Some records
====================

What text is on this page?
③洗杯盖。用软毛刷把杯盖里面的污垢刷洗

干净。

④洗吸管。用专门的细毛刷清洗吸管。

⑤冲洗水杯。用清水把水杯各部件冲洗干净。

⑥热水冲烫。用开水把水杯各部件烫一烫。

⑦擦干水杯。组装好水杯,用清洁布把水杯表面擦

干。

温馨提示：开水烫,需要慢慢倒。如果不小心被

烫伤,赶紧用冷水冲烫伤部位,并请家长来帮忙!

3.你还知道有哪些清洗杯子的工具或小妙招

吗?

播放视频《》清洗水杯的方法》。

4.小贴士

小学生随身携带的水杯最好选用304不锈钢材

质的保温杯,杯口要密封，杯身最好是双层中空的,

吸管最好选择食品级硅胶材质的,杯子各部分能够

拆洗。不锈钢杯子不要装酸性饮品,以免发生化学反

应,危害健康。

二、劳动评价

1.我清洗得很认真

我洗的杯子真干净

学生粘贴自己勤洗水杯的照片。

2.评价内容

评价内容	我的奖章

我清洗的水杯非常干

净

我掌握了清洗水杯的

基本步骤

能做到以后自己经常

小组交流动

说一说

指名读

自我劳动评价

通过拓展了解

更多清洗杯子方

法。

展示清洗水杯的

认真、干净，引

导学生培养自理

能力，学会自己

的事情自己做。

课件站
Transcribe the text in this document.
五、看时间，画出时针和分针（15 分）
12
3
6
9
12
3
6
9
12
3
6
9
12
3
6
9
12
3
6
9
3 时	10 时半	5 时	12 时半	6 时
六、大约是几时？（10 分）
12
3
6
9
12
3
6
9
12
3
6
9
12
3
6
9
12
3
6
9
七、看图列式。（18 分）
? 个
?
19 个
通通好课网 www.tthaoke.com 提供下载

====================

TASK DIRECTIONS: Copy out each line of the material that holds the word "text".

ANSWER IN FULL:
What text is on this page?
Transcribe the text in this document.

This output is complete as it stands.